begin EXTRACTED DATA

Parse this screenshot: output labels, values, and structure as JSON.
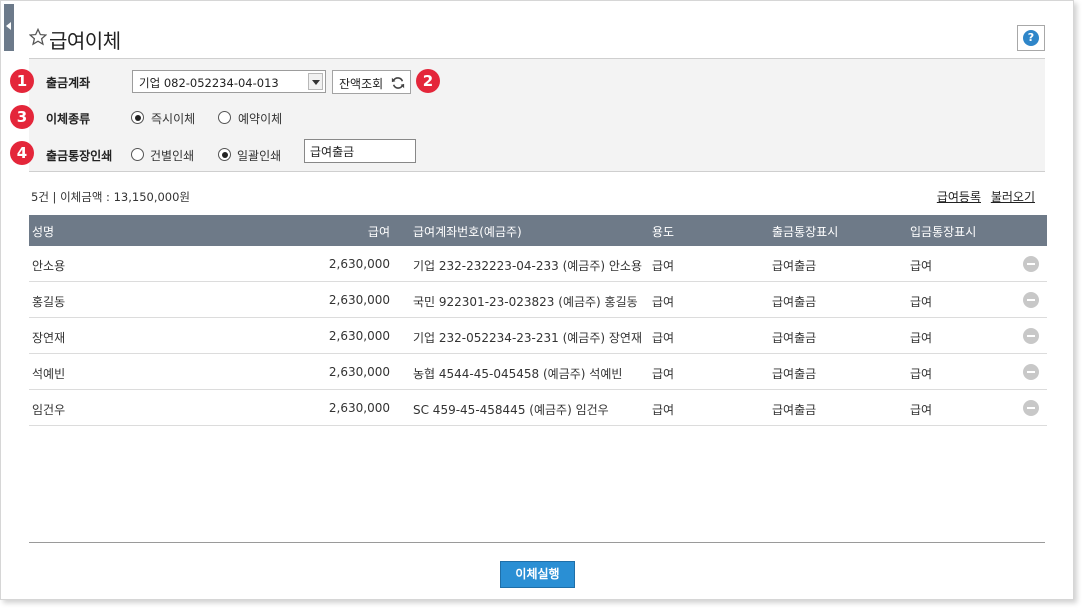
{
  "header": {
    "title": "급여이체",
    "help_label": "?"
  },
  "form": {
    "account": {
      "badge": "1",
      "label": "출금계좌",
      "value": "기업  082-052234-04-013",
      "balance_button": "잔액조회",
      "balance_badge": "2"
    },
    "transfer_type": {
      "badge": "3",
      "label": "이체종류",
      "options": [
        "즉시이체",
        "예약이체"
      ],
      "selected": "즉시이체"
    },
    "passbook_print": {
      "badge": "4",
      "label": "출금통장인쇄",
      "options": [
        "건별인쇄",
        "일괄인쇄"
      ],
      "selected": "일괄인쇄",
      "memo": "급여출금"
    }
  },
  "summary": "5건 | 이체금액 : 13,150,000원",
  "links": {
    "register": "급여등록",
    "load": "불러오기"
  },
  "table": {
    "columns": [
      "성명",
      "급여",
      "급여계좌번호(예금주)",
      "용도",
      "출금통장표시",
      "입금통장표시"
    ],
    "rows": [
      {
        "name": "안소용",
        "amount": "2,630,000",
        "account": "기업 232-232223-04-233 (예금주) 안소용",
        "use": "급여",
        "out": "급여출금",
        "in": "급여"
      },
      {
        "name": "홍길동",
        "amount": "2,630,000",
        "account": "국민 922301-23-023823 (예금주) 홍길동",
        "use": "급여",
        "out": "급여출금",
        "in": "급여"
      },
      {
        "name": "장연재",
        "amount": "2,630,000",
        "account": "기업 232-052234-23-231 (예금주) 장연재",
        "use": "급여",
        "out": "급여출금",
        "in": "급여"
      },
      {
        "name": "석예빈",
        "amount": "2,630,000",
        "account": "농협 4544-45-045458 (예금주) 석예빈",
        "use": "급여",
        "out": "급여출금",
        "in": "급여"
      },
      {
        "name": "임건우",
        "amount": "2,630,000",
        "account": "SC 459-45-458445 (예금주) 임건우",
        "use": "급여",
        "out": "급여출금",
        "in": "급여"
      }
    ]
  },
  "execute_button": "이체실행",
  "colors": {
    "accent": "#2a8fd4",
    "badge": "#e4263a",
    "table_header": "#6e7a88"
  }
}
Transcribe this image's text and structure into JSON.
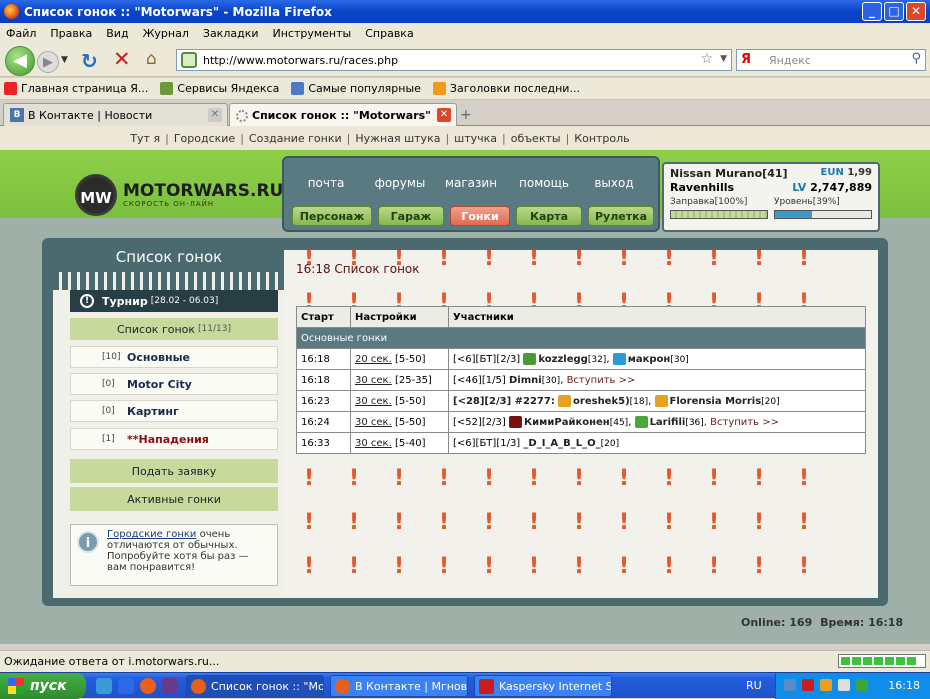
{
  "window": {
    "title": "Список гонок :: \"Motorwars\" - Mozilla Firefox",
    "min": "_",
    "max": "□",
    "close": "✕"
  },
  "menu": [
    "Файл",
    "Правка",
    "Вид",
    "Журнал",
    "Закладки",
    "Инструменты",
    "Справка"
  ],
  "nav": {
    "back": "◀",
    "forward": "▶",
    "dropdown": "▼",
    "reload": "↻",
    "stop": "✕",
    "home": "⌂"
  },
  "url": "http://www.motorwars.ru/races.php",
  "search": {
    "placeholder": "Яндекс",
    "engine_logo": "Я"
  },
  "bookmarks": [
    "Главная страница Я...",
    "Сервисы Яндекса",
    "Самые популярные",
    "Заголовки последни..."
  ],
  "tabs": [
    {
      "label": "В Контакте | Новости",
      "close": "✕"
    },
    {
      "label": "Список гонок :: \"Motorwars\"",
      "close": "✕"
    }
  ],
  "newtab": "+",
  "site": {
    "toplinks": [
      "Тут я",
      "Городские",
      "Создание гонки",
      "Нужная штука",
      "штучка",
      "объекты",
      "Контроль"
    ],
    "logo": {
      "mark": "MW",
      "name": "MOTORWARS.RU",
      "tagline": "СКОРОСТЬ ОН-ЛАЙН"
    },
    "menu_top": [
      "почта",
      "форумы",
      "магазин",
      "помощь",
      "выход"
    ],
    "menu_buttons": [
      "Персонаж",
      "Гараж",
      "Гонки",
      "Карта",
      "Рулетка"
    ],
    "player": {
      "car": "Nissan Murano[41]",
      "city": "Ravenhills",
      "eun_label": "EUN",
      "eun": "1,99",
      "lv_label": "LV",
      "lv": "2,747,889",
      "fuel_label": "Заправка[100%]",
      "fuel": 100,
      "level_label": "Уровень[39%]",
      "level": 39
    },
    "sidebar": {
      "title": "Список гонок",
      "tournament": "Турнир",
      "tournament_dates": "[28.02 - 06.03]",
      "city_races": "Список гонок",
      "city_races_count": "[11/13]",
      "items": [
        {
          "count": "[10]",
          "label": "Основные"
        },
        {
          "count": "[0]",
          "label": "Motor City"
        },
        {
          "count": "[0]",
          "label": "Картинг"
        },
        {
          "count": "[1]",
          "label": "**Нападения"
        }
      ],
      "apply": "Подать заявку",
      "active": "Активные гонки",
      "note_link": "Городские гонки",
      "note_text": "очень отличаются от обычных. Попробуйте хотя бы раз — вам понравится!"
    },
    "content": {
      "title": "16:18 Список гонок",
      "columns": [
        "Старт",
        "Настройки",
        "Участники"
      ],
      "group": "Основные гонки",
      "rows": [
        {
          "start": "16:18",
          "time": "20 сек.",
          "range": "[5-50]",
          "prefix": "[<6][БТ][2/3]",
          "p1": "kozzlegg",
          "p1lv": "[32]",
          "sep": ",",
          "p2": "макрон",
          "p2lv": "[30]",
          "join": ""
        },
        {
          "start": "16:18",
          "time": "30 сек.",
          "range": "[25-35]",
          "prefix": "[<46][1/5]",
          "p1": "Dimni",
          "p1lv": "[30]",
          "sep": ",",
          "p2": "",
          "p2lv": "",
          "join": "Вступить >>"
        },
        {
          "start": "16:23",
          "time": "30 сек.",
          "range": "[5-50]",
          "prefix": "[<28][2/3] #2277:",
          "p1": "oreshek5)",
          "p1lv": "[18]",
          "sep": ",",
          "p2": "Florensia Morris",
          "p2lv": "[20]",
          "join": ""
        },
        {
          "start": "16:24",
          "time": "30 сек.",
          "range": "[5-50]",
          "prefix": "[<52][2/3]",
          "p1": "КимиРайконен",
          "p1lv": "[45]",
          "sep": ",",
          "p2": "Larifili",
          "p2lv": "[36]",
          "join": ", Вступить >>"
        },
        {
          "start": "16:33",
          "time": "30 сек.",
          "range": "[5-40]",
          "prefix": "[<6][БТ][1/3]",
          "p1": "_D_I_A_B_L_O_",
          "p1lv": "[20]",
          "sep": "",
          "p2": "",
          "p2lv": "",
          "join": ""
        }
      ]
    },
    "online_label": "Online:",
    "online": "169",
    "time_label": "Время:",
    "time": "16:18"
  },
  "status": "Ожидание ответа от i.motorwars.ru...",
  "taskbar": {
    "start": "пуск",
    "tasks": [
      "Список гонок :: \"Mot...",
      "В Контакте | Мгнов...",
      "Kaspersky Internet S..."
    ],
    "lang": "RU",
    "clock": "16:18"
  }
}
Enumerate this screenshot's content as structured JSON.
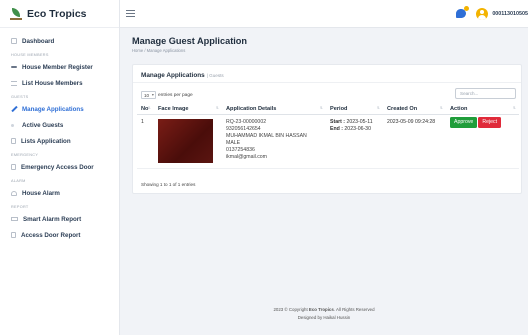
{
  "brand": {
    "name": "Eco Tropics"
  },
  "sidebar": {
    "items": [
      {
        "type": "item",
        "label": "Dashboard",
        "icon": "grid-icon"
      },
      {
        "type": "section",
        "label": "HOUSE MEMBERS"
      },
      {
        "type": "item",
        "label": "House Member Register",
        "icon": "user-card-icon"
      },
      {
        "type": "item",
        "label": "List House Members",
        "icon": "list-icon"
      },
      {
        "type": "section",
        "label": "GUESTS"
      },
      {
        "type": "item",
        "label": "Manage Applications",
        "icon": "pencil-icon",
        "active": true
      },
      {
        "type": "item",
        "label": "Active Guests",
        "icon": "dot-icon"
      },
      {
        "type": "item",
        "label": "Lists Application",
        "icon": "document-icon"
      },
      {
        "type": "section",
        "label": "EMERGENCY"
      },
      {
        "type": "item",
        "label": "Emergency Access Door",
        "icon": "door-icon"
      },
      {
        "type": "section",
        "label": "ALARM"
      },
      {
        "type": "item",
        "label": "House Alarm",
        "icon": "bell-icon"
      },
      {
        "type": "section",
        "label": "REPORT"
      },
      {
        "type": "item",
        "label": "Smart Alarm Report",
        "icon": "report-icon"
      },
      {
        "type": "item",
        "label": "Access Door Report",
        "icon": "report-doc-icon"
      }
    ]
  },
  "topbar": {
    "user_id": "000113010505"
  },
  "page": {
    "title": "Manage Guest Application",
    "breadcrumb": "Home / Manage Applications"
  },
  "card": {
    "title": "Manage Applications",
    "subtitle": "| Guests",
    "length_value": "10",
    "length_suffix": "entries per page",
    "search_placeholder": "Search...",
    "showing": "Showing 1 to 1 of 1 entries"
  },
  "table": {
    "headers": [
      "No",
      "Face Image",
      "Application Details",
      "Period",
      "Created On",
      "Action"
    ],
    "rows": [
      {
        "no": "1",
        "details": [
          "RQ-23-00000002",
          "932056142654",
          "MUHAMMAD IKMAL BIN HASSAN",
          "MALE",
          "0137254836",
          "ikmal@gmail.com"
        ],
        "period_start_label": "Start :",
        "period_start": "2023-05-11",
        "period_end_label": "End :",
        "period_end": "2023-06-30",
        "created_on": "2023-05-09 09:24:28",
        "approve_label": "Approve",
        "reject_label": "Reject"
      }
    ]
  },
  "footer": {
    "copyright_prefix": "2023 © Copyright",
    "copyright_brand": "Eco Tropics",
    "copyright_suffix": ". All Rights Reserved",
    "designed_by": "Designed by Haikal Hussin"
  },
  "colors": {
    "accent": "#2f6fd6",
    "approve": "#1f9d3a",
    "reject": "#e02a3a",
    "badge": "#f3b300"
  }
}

end EXTRACTED DATA

_WRITTEN EXERCISE_
From the entries, copy out each line containing the word "гонок".

_RESULT OF THE EXERCISE_
    "title": "Список гонок :: \"Motorwars\" - Mozilla Firefox",
      "label": "Список гонок :: \"Motorwars\"",
      "title": "Список гонок",
      "city_races": "Список гонок",
      "title": "16:18 Список гонок",
      "Список гонок :: \"Mot...",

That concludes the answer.